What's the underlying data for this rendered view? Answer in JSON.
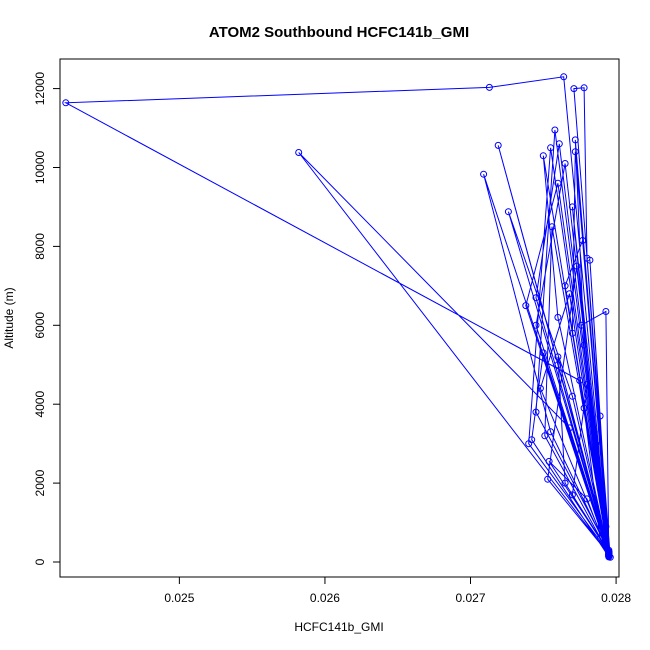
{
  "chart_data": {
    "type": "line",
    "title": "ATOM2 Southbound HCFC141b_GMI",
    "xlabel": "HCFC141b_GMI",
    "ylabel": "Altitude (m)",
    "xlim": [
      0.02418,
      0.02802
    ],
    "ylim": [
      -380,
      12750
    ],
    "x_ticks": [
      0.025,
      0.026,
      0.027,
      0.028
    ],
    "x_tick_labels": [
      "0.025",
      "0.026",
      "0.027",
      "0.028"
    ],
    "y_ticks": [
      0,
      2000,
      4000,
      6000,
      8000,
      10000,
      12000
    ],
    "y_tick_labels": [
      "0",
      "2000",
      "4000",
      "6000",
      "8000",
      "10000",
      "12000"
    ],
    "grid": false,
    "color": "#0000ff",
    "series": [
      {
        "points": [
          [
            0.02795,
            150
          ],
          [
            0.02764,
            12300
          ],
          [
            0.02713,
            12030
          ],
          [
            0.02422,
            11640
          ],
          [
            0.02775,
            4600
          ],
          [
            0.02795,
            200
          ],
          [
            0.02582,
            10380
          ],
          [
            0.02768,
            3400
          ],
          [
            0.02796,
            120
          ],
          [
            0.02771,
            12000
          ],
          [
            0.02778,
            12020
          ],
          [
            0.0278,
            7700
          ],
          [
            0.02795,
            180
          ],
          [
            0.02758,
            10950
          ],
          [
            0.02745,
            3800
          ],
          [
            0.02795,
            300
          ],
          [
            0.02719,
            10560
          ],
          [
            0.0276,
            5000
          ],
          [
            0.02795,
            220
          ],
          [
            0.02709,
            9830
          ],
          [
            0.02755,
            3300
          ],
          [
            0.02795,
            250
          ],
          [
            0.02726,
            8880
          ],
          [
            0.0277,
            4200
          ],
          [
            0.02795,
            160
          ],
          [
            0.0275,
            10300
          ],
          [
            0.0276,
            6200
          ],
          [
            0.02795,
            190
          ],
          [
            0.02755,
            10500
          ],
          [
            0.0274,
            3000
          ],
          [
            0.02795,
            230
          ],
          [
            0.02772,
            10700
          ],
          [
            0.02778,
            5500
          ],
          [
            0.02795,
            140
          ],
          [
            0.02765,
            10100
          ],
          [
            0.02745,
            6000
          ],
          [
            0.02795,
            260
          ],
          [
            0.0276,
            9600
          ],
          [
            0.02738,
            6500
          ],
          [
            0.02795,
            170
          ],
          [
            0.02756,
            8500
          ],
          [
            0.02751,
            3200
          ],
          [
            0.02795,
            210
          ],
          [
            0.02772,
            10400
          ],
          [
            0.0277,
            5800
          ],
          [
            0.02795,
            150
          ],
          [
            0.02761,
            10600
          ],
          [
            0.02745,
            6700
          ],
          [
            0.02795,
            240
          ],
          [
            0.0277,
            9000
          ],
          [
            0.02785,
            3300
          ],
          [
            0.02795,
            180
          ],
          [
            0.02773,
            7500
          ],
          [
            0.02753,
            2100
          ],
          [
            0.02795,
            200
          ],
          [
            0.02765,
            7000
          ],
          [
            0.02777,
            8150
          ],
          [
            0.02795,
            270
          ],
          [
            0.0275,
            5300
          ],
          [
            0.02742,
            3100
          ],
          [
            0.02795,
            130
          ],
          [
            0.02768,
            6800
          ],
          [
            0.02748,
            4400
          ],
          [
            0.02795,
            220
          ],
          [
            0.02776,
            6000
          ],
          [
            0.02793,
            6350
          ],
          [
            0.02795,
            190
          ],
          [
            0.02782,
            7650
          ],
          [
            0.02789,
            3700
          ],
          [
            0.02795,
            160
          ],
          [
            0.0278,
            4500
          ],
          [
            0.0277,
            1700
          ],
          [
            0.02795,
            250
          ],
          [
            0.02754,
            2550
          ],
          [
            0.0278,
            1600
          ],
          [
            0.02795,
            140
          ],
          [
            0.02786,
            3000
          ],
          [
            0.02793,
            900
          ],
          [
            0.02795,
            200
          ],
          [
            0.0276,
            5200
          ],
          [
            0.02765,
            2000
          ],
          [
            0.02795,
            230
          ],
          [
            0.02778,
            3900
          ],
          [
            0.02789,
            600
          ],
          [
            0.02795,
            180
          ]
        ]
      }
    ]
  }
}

------

- [WHAT IS ASKED] Transcribe the preceding listing in its entirety and with exact wording, leaving out pictures.

- [RESPONSE]
What's the underlying data for this rendered view? Answer in JSON.
{
  "chart_data": {
    "type": "line",
    "title": "ATOM2 Southbound HCFC141b_GMI",
    "xlabel": "HCFC141b_GMI",
    "ylabel": "Altitude (m)",
    "xlim": [
      0.02418,
      0.02802
    ],
    "ylim": [
      -380,
      12750
    ],
    "x_ticks": [
      0.025,
      0.026,
      0.027,
      0.028
    ],
    "x_tick_labels": [
      "0.025",
      "0.026",
      "0.027",
      "0.028"
    ],
    "y_ticks": [
      0,
      2000,
      4000,
      6000,
      8000,
      10000,
      12000
    ],
    "y_tick_labels": [
      "0",
      "2000",
      "4000",
      "6000",
      "8000",
      "10000",
      "12000"
    ],
    "grid": false,
    "color": "#0000ff",
    "series": [
      {
        "points": [
          [
            0.02795,
            150
          ],
          [
            0.02764,
            12300
          ],
          [
            0.02713,
            12030
          ],
          [
            0.02422,
            11640
          ],
          [
            0.02775,
            4600
          ],
          [
            0.02795,
            200
          ],
          [
            0.02582,
            10380
          ],
          [
            0.02768,
            3400
          ],
          [
            0.02796,
            120
          ],
          [
            0.02771,
            12000
          ],
          [
            0.02778,
            12020
          ],
          [
            0.0278,
            7700
          ],
          [
            0.02795,
            180
          ],
          [
            0.02758,
            10950
          ],
          [
            0.02745,
            3800
          ],
          [
            0.02795,
            300
          ],
          [
            0.02719,
            10560
          ],
          [
            0.0276,
            5000
          ],
          [
            0.02795,
            220
          ],
          [
            0.02709,
            9830
          ],
          [
            0.02755,
            3300
          ],
          [
            0.02795,
            250
          ],
          [
            0.02726,
            8880
          ],
          [
            0.0277,
            4200
          ],
          [
            0.02795,
            160
          ],
          [
            0.0275,
            10300
          ],
          [
            0.0276,
            6200
          ],
          [
            0.02795,
            190
          ],
          [
            0.02755,
            10500
          ],
          [
            0.0274,
            3000
          ],
          [
            0.02795,
            230
          ],
          [
            0.02772,
            10700
          ],
          [
            0.02778,
            5500
          ],
          [
            0.02795,
            140
          ],
          [
            0.02765,
            10100
          ],
          [
            0.02745,
            6000
          ],
          [
            0.02795,
            260
          ],
          [
            0.0276,
            9600
          ],
          [
            0.02738,
            6500
          ],
          [
            0.02795,
            170
          ],
          [
            0.02756,
            8500
          ],
          [
            0.02751,
            3200
          ],
          [
            0.02795,
            210
          ],
          [
            0.02772,
            10400
          ],
          [
            0.0277,
            5800
          ],
          [
            0.02795,
            150
          ],
          [
            0.02761,
            10600
          ],
          [
            0.02745,
            6700
          ],
          [
            0.02795,
            240
          ],
          [
            0.0277,
            9000
          ],
          [
            0.02785,
            3300
          ],
          [
            0.02795,
            180
          ],
          [
            0.02773,
            7500
          ],
          [
            0.02753,
            2100
          ],
          [
            0.02795,
            200
          ],
          [
            0.02765,
            7000
          ],
          [
            0.02777,
            8150
          ],
          [
            0.02795,
            270
          ],
          [
            0.0275,
            5300
          ],
          [
            0.02742,
            3100
          ],
          [
            0.02795,
            130
          ],
          [
            0.02768,
            6800
          ],
          [
            0.02748,
            4400
          ],
          [
            0.02795,
            220
          ],
          [
            0.02776,
            6000
          ],
          [
            0.02793,
            6350
          ],
          [
            0.02795,
            190
          ],
          [
            0.02782,
            7650
          ],
          [
            0.02789,
            3700
          ],
          [
            0.02795,
            160
          ],
          [
            0.0278,
            4500
          ],
          [
            0.0277,
            1700
          ],
          [
            0.02795,
            250
          ],
          [
            0.02754,
            2550
          ],
          [
            0.0278,
            1600
          ],
          [
            0.02795,
            140
          ],
          [
            0.02786,
            3000
          ],
          [
            0.02793,
            900
          ],
          [
            0.02795,
            200
          ],
          [
            0.0276,
            5200
          ],
          [
            0.02765,
            2000
          ],
          [
            0.02795,
            230
          ],
          [
            0.02778,
            3900
          ],
          [
            0.02789,
            600
          ],
          [
            0.02795,
            180
          ]
        ]
      }
    ]
  }
}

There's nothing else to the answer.